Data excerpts

— Begin —

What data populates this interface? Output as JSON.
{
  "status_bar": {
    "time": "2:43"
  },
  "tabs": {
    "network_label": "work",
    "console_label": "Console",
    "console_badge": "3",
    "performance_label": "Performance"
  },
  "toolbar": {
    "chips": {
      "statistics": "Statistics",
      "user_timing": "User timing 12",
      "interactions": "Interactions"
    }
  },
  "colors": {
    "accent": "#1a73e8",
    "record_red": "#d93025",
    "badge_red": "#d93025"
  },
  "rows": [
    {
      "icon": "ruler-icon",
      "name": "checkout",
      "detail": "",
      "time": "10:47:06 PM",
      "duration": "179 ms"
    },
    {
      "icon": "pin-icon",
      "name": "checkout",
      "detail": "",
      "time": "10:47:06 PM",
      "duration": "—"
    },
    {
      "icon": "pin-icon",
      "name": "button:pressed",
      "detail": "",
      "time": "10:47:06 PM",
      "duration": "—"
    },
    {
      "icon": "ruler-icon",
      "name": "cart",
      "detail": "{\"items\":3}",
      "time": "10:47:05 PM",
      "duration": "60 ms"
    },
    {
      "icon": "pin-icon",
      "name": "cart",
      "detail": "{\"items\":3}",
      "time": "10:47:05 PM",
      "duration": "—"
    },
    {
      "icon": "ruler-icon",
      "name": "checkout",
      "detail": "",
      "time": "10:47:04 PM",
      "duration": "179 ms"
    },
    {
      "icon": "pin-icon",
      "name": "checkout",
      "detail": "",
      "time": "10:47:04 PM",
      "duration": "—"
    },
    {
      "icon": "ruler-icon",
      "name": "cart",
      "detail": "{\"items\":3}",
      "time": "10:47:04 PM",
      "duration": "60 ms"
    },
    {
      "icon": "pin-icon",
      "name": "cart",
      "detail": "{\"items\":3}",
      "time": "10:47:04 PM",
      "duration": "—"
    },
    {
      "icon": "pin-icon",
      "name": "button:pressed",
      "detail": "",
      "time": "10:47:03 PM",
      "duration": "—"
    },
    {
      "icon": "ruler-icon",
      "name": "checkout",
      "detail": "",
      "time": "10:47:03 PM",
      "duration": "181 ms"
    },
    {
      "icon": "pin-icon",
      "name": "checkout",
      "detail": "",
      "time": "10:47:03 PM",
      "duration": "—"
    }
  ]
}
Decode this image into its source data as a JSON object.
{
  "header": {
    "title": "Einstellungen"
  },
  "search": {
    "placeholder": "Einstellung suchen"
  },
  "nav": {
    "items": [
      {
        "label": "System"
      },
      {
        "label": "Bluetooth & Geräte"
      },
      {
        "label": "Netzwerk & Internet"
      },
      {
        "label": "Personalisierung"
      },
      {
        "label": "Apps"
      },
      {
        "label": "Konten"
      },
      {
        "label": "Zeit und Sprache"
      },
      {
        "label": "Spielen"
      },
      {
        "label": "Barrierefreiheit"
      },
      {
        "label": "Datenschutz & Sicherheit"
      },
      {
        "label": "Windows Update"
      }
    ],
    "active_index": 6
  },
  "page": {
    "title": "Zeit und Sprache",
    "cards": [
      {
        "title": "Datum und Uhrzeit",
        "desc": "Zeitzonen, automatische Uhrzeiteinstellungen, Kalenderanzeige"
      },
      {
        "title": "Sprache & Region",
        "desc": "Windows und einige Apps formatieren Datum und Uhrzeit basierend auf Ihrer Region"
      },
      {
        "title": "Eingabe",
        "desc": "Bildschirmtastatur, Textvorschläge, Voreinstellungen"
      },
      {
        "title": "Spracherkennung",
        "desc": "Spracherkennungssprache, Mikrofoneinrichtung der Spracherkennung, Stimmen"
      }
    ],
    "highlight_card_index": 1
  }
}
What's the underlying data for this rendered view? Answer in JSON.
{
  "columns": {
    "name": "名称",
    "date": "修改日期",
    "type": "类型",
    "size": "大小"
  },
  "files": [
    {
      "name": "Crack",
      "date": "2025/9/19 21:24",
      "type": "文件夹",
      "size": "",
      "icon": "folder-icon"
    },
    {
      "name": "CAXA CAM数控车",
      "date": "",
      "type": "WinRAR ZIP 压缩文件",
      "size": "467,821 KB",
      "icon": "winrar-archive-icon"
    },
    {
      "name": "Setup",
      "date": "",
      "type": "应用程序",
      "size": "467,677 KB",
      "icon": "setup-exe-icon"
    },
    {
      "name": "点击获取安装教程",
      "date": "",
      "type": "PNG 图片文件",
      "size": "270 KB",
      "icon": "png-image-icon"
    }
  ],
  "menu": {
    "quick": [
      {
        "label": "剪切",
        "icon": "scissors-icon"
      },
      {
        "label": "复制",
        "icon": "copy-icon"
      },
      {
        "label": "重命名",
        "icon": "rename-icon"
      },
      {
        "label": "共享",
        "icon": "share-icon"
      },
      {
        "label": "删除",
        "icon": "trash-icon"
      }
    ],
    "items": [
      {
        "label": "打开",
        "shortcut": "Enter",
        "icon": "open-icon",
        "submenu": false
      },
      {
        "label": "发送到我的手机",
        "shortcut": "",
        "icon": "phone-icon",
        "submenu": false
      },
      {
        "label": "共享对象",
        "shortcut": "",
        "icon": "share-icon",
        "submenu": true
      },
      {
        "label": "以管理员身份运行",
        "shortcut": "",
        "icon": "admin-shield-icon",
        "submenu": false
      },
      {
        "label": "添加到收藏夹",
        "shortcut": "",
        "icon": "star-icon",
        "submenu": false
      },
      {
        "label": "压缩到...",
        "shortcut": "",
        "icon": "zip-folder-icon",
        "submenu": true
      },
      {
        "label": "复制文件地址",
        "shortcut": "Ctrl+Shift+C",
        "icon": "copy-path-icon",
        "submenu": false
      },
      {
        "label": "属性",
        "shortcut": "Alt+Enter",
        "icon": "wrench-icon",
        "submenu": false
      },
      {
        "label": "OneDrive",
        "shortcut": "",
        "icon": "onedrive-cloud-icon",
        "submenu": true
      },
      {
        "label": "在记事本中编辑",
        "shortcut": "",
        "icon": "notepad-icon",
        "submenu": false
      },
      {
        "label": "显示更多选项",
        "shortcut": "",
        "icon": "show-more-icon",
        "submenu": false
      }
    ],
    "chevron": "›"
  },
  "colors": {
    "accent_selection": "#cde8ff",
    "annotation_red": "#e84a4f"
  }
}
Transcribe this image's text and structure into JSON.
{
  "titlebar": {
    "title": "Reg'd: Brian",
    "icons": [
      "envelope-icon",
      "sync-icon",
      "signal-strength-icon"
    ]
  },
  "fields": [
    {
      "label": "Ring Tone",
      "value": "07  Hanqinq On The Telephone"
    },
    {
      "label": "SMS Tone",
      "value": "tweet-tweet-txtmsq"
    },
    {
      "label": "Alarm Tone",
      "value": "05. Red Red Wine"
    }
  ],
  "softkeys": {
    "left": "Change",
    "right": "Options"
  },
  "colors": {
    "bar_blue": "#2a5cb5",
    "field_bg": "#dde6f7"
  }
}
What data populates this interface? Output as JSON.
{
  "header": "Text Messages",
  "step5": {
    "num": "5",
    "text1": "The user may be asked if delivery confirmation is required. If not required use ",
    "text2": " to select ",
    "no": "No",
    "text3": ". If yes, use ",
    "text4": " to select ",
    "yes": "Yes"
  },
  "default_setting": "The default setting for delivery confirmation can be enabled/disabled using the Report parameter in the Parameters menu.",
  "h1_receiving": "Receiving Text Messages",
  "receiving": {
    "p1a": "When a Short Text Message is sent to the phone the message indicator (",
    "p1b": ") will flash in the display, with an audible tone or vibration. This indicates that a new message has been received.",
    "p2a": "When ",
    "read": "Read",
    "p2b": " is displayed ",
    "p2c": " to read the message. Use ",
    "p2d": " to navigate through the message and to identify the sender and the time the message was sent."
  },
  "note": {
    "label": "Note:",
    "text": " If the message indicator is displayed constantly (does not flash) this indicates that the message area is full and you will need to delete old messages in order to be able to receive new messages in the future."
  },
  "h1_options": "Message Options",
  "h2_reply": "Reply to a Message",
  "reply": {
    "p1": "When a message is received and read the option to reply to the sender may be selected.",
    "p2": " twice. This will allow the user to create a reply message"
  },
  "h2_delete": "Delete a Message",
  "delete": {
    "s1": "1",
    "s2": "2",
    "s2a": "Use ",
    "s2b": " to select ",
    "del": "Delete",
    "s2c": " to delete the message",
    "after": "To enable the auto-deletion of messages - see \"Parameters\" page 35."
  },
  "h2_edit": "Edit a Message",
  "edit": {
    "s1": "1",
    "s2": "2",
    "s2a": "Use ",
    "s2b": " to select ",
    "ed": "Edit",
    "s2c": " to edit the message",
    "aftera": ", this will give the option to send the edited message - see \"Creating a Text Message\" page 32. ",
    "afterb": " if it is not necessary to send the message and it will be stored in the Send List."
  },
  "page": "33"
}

— End —

Search the records for the word "received", then list every line that has it.

▶ The output:
    "p1b": ") will flash in the display, with an audible tone or vibration. This indicates that a new message has been received.",
    "p1": "When a message is received and read the option to reply to the sender may be selected.",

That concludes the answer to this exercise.